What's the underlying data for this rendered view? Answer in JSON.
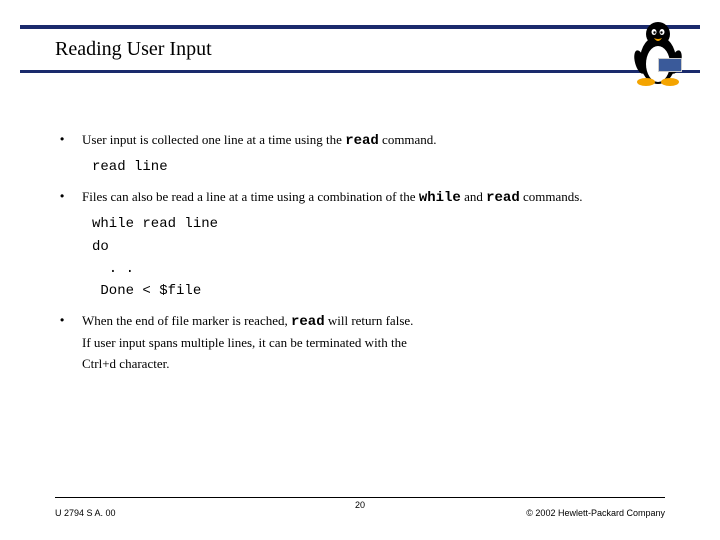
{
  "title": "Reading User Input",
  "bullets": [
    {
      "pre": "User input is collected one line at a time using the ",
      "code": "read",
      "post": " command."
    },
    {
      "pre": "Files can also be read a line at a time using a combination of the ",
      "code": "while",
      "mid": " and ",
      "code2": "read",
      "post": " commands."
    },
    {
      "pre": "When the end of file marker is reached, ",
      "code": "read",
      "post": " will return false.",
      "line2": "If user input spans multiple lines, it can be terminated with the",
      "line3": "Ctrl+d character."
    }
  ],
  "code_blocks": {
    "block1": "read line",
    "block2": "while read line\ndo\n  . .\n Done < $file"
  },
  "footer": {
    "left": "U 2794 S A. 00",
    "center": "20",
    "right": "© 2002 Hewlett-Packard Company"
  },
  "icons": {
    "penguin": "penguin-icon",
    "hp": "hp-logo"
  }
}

== CHALLENGE ==
Your answer should be a single number: how many lines in the data above include "while"?

== COMPLETE RESPONSE ==
2